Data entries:

(begin)

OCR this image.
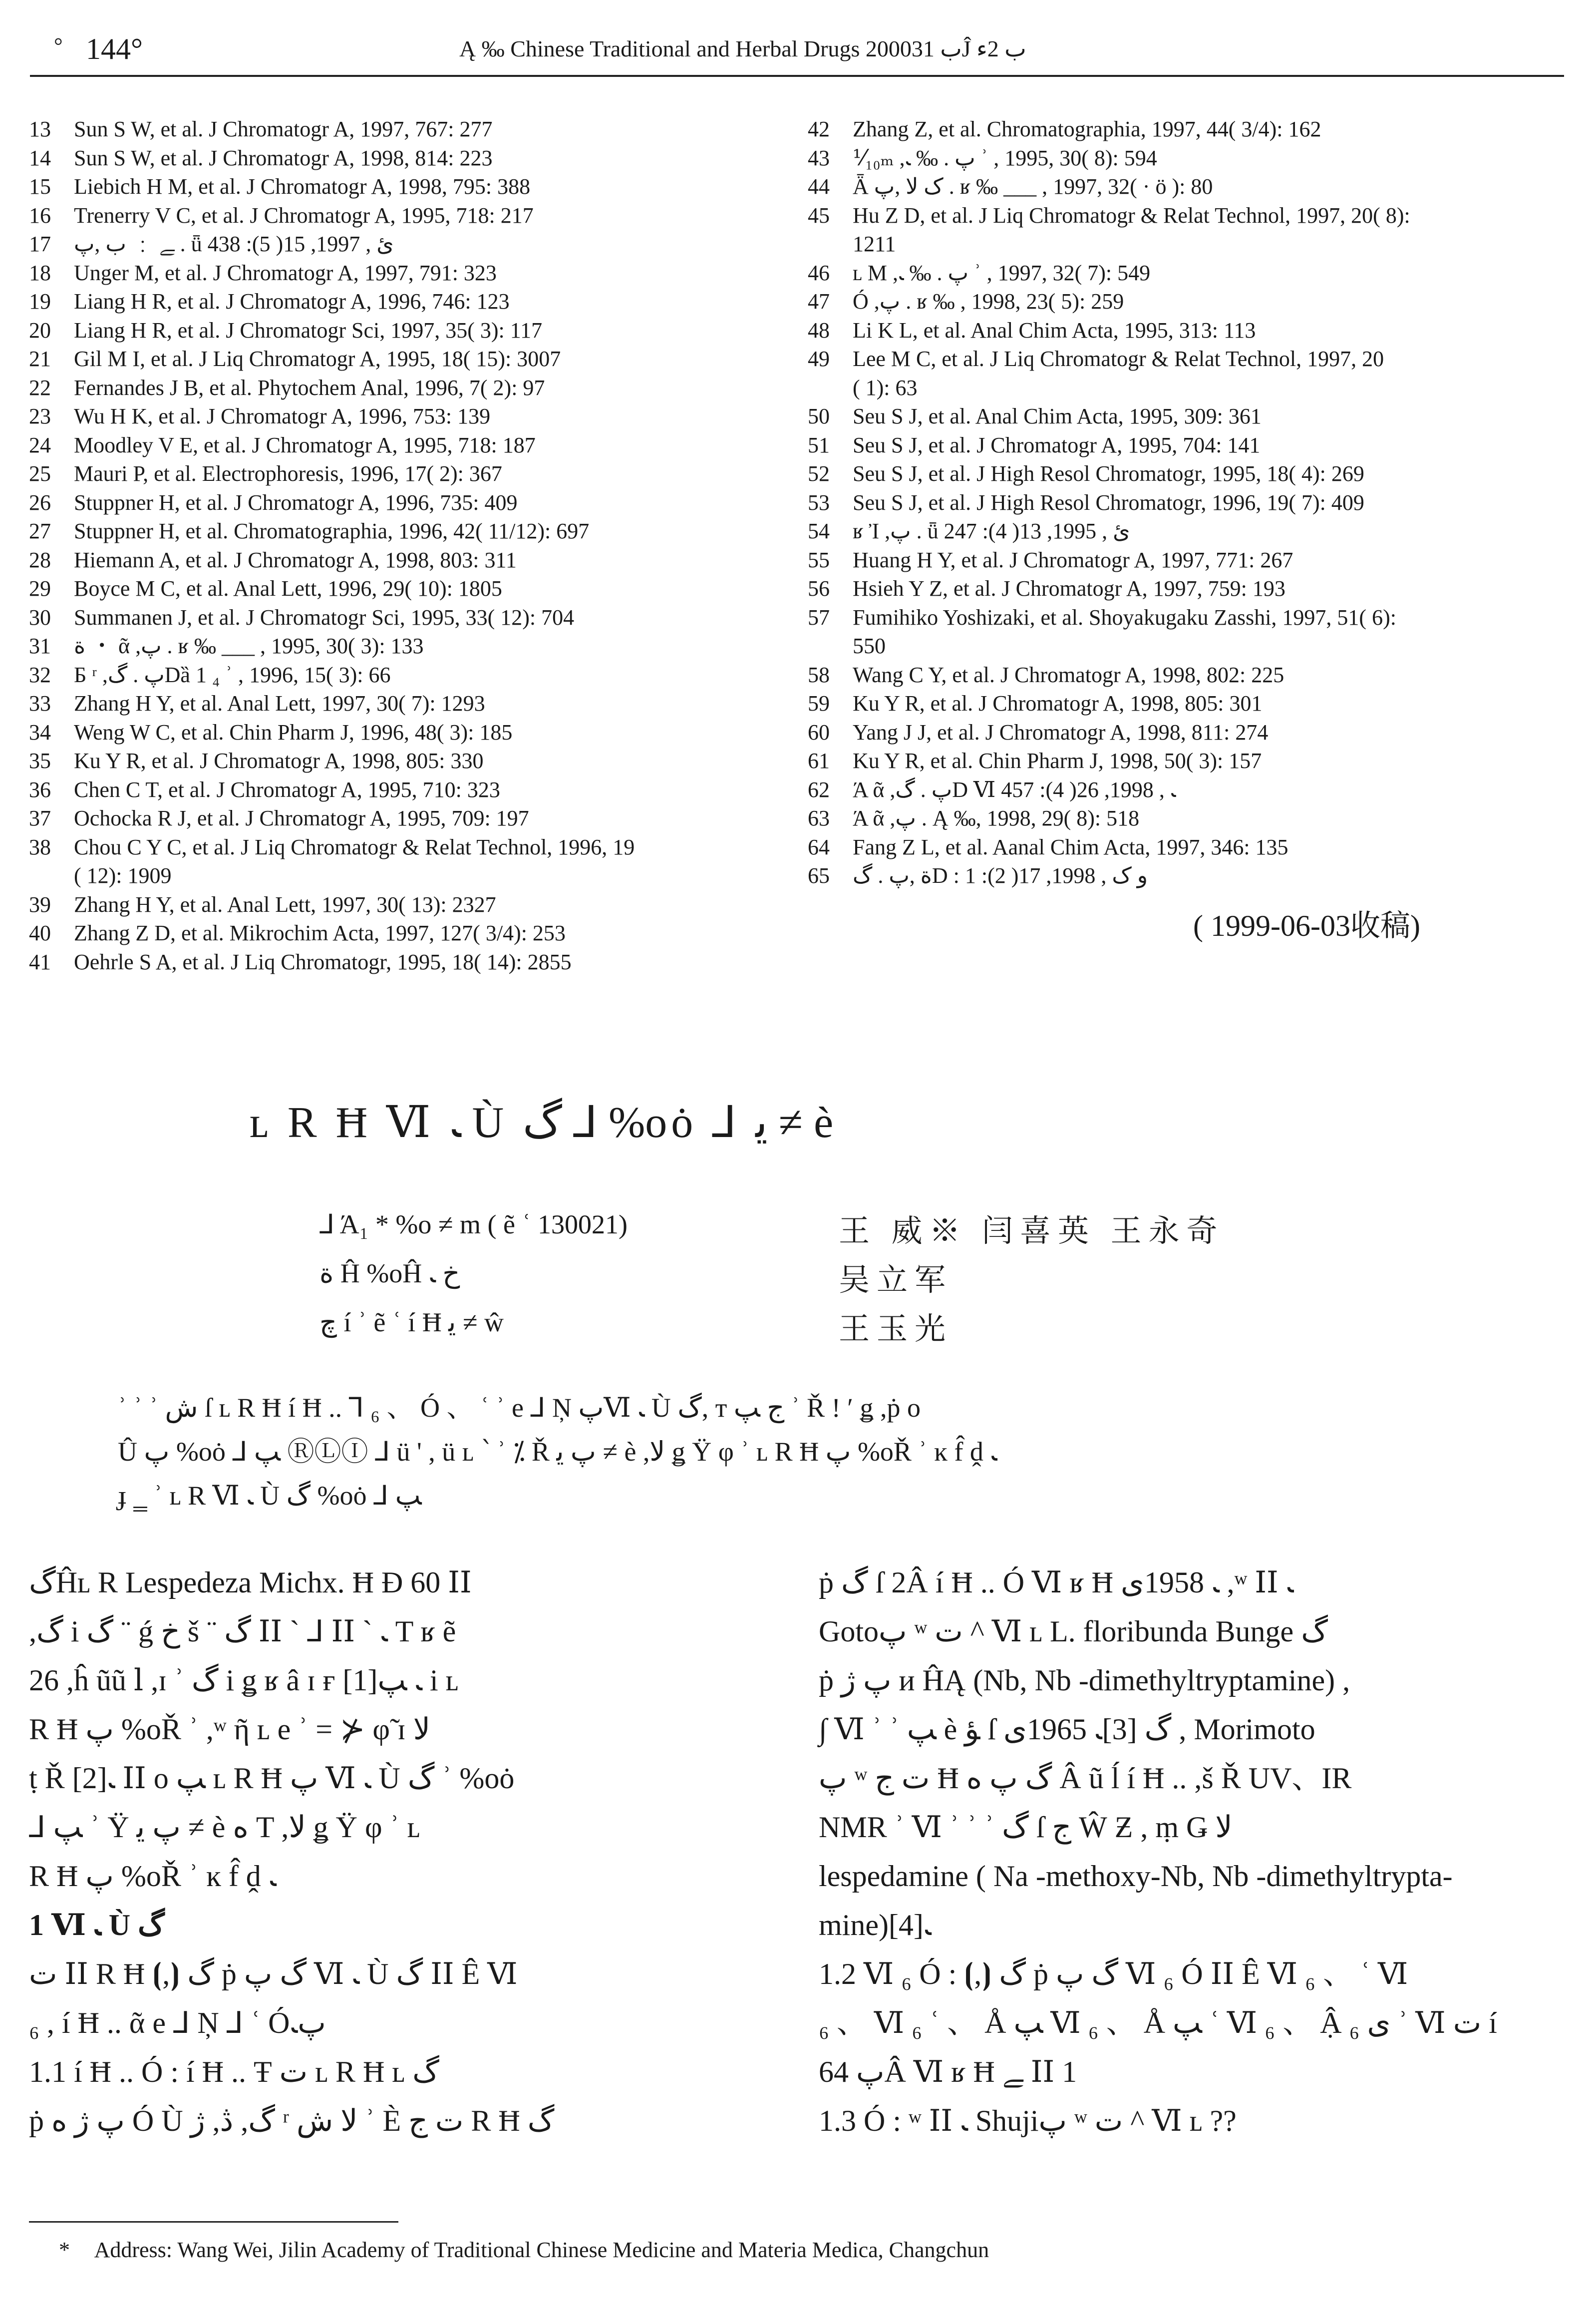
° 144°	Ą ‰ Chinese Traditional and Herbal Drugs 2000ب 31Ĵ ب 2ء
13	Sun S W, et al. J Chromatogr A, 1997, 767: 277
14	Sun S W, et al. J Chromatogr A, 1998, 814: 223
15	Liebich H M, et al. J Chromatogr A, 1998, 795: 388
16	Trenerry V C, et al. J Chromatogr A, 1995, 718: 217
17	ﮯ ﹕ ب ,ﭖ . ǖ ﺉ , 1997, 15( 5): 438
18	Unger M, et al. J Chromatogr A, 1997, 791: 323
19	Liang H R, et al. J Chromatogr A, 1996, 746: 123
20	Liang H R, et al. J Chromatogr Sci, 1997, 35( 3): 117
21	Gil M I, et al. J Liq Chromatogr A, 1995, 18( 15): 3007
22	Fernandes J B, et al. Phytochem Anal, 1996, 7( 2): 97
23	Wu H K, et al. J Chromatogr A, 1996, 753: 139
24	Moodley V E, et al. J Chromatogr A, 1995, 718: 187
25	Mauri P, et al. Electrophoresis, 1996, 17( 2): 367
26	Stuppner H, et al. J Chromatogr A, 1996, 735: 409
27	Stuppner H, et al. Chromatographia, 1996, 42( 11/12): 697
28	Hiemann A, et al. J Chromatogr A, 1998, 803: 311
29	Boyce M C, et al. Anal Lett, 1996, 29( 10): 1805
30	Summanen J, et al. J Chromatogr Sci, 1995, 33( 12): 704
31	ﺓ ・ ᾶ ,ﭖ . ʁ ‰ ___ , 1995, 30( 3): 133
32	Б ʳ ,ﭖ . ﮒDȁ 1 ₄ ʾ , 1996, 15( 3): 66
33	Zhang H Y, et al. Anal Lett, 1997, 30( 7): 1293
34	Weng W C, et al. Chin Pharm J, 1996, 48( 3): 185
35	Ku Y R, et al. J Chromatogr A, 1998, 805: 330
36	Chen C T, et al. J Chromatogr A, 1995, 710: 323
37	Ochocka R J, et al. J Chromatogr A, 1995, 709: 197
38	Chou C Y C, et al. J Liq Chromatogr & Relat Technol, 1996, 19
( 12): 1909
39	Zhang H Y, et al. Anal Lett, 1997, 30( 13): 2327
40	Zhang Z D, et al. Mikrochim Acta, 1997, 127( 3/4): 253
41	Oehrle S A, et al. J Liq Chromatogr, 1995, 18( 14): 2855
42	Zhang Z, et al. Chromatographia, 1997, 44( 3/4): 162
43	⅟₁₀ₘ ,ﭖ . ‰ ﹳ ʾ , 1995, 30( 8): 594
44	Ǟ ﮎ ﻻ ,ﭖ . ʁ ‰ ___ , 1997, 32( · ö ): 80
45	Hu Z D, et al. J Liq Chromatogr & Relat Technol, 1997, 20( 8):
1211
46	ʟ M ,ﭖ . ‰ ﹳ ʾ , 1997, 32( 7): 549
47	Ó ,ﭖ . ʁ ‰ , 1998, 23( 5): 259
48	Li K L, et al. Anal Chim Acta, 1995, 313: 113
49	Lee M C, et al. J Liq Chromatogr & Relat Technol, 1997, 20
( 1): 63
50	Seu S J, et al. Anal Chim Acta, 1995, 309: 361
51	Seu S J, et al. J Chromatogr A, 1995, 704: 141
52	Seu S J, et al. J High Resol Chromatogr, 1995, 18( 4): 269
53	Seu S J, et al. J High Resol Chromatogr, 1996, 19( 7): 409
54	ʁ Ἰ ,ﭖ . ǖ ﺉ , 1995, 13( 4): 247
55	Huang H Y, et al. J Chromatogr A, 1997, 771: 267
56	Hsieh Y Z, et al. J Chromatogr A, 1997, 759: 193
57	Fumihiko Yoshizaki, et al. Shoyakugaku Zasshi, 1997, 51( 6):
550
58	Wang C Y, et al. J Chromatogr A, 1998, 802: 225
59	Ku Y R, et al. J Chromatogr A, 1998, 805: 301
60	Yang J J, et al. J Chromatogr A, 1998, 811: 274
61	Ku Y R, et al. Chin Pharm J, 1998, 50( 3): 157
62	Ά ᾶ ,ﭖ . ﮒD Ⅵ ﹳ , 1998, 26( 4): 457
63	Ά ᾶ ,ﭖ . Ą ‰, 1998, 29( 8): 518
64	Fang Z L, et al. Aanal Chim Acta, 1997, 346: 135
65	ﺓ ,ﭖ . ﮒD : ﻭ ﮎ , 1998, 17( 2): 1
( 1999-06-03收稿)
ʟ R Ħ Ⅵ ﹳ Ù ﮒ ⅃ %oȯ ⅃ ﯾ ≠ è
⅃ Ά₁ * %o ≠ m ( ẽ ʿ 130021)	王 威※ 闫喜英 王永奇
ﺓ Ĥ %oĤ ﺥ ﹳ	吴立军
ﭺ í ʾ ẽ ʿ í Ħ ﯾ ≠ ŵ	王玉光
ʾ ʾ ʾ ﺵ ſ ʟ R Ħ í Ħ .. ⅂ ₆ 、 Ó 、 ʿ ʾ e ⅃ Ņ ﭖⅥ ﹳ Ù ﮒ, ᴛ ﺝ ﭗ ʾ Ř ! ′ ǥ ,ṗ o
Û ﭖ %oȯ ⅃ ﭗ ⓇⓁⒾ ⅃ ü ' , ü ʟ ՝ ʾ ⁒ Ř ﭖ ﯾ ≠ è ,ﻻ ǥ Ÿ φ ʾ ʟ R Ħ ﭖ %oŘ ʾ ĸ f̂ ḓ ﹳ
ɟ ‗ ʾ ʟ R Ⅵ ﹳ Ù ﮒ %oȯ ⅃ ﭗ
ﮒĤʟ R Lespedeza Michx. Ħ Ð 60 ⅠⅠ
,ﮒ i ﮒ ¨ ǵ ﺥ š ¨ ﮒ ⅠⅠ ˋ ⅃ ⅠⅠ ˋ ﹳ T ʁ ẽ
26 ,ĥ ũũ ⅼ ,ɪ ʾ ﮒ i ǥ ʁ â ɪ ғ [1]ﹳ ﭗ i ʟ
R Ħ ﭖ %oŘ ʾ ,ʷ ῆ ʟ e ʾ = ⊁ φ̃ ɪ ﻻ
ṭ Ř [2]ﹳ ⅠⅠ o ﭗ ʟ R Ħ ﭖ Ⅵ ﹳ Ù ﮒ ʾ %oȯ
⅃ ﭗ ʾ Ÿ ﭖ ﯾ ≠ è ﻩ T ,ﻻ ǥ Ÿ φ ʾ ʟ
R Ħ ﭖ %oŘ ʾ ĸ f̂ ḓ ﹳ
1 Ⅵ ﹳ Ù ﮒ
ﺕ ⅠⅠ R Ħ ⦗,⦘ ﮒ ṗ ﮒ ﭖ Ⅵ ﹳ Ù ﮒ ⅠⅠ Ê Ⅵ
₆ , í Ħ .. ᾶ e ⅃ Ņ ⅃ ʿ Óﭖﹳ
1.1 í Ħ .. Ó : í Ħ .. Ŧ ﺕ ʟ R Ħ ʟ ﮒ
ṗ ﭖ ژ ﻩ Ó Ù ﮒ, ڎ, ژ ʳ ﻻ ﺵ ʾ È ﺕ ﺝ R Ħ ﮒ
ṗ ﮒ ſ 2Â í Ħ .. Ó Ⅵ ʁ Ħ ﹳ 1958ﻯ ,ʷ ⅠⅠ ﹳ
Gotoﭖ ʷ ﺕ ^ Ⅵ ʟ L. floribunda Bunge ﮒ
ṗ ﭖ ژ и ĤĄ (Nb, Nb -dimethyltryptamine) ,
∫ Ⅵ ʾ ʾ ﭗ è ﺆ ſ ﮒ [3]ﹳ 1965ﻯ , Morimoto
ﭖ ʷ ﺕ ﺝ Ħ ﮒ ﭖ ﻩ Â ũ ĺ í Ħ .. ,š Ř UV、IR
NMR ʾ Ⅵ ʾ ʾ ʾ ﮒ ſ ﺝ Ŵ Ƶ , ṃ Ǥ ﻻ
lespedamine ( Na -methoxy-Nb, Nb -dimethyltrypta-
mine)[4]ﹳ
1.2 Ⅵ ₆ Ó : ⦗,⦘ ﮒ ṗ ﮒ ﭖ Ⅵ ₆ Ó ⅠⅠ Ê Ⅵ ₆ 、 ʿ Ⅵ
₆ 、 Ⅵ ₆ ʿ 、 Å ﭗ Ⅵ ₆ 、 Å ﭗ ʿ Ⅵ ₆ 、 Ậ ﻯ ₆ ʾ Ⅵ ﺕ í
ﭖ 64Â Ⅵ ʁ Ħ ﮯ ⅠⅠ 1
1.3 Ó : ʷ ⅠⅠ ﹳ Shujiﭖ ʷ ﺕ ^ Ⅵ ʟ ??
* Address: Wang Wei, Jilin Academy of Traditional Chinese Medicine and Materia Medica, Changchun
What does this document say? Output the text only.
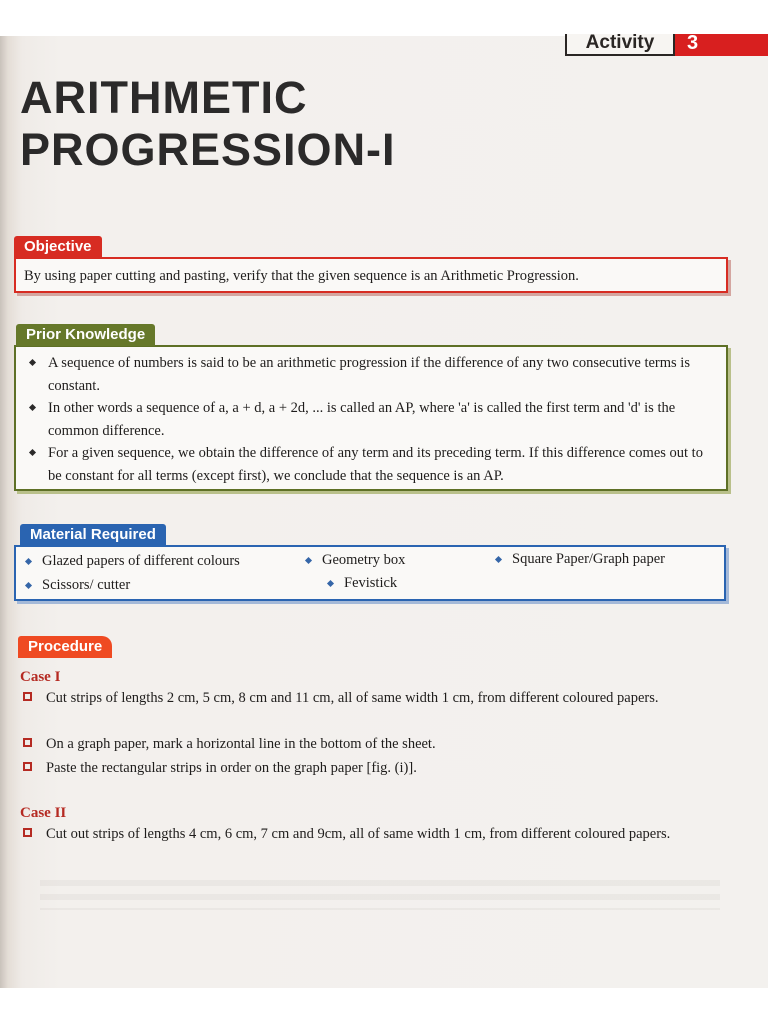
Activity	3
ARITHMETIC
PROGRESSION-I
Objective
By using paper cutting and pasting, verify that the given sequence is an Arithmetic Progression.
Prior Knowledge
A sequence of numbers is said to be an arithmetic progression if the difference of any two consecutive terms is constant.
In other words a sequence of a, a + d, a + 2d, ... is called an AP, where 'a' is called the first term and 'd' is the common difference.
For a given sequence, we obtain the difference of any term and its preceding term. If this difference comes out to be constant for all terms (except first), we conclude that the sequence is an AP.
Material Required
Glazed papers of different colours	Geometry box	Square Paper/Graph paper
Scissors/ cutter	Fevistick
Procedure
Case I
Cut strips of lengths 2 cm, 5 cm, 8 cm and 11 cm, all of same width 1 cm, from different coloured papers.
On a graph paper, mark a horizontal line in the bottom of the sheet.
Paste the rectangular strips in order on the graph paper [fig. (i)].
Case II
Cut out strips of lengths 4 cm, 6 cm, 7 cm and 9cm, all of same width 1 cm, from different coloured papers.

(end)

#### EXERCISE AIM:
Repeat nothing but the lines from the one containing "What does this" through the end of the entries, exactly, and skip the pictures.

#### WRITTEN RESPONSE:
What does this document say? Output the text only.
Activity	3
ARITHMETIC
PROGRESSION-I
Objective
By using paper cutting and pasting, verify that the given sequence is an Arithmetic Progression.
Prior Knowledge
A sequence of numbers is said to be an arithmetic progression if the difference of any two consecutive terms is constant.
In other words a sequence of a, a + d, a + 2d, ... is called an AP, where 'a' is called the first term and 'd' is the common difference.
For a given sequence, we obtain the difference of any term and its preceding term. If this difference comes out to be constant for all terms (except first), we conclude that the sequence is an AP.
Material Required
Glazed papers of different colours	Geometry box	Square Paper/Graph paper
Scissors/ cutter	Fevistick
Procedure
Case I
Cut strips of lengths 2 cm, 5 cm, 8 cm and 11 cm, all of same width 1 cm, from different coloured papers.
On a graph paper, mark a horizontal line in the bottom of the sheet.
Paste the rectangular strips in order on the graph paper [fig. (i)].
Case II
Cut out strips of lengths 4 cm, 6 cm, 7 cm and 9cm, all of same width 1 cm, from different coloured papers.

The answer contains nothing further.